#### What to produce
According to the discussion of radioactive wild boar, why may boars end up with a lot of cesium in their systems?

#### Supplied passage

Citation needed. A wild boar doesn't live more than 10-15 years, so that's three generations removed from 1986. Bioaccumulation doesn't work like that. And glow-in-the-dark is pure nonsense obviously.
The "atomkraft nine donkey" movement has a lot of similar horror stories, few of which have a factual basis. They even made their bad fiction stories about the dangers of nuclear powerplants compulsory reading for grade school kids. No wonder a good chunk of otherwise level headed Germans are brain washed with these lies.
Boars consume lots of mushrooms, which accumulate Cesium very well, hence these boars may end up with lots of Cesium in their systems. This is covered in German media pretty much every year, but I can't find much in English on the topic. [1] is the best I could unearth quickly:
> For example, it is also possible to have 2020 samples of wild boar from the same hunting ground simultaneously below 100 Bq Cs 137 per kg but also of several thousand Bq/kg. In addition, large seasonal variations in contamination can also occur in an area.
You may be interested in my comment above where I calculate the dosage you'd get. Your source shows something different than the source I used (which said 600Bq). But the high of your source is 16,704 Bq/kg, which means you need to eat 85.5kg (188.5lbs) of boar in a year to reach European dose limits (20mSv). That's a 0.234kg/day (over half a pound). That's a lot of meat to be eating a day. And that is the highest reading they found. But the median they found in that same area was 2,857 Bq/kg. That equates to needing to eat 1.37kg/day (3 lbs) to reach limits.
Note that this is also assuming that you receive a full dosage from your consumption, which isn't how it'd work in practice, so these numbers are conservative.
I'm not saying that you should go out and eat a bunch of wild boar, but that you have to be eating pretty much a high protein diet and almost exclusively on wild boar to even get close to yearly radiation limits (US limits are 50 Sv/yr btw, and even that level is not linked to increased rates of cancer). Though eating that much red meat every day is probably going to have other health problems (including likelihood of cancer) unrelated to radiation. It is recommended that you have less than 70g of red meat a day. I mean if you eat a hamburger every day (1/4 lb / 113g) no one would question you getting health problems and you're still under half the EU limits even when eating the most radioactive boar (16,704 Bq/kg) measured (less than a tenth if you're eating a medium boar (2,857 Bq/kg) from the most radioactive area (Bodenmais)).
You kinda have to actively try to get radiation sickness through boar consumption. The same is true for mushrooms.
The Sachsenwald near Hamburg has (had?) elevated levels too.
Though that could have other reasons, because the GKSS is near. Where when some questions because of leucemy clusters in children and allegiations of nuclear experiments arose, the government downplayed, too. Including a file cabinet of the local fire brigade burnt down, by guess what, a fire in the local fire station!
Southern Germany is a long way from Chernobyl, but a substantial amount of the fallout rained down here. Pretty much nothing grown in the areas that got contaminated precipitation was safe to eat, sometimes for years. Milk was way too contaminated even after dilution with milk from other areas, and pretty high amounts of radionuclides accumulated in the bottom layers of sandboxes on playgrounds and other unexpected places.
No one knew at first though, the West German government kept playing down the incident even though they knew that fallout reaching Germany was a big possibility, and thus lots and lots of people got rained on who could have protected themselves (my mom for one, on the way to work, metallic taste and all)
That's a pretty important part of the anti-nuclear sentiment in Germany, by the way. That's why a lot of people simply won't trust the parties involved in running nuclear power plants to do so safely – because the system failed already in an incident that wasn't even a domestic one, and also because of the rampant corruption surrounding those plants and high-level politics in general.

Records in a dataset
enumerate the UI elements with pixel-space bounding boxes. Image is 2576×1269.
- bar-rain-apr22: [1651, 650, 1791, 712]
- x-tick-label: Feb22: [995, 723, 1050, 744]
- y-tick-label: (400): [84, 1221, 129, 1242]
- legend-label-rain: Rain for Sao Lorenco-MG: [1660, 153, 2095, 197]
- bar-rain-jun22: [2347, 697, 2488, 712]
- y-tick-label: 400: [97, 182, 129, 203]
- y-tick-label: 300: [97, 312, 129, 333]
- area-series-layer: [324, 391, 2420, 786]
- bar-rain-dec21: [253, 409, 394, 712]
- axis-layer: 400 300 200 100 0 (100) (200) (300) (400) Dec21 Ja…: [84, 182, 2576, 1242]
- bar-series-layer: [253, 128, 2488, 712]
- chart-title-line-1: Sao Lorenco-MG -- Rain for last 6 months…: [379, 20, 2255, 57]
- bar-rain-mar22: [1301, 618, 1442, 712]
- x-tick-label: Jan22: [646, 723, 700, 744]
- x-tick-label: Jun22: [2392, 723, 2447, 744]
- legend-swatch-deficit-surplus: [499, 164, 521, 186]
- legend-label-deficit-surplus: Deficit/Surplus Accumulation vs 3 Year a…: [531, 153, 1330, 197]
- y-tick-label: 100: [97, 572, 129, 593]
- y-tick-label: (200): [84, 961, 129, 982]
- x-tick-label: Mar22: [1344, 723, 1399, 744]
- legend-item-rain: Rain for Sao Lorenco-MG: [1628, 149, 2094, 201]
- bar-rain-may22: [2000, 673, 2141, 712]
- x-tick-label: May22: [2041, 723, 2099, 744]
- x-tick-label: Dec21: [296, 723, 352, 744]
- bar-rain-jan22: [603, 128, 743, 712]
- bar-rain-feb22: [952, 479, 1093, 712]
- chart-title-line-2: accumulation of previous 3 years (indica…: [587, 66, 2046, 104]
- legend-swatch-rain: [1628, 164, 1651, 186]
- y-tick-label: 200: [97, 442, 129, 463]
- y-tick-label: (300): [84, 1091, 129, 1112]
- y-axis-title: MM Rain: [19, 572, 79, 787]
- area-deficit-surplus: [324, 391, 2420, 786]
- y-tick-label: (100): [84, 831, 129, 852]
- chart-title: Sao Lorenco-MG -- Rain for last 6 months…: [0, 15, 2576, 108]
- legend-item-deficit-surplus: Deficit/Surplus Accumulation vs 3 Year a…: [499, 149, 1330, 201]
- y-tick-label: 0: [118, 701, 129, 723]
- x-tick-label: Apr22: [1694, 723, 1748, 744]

#### Output of the exercise
Boars eat lots of mushrooms, which accumulate cesium very well.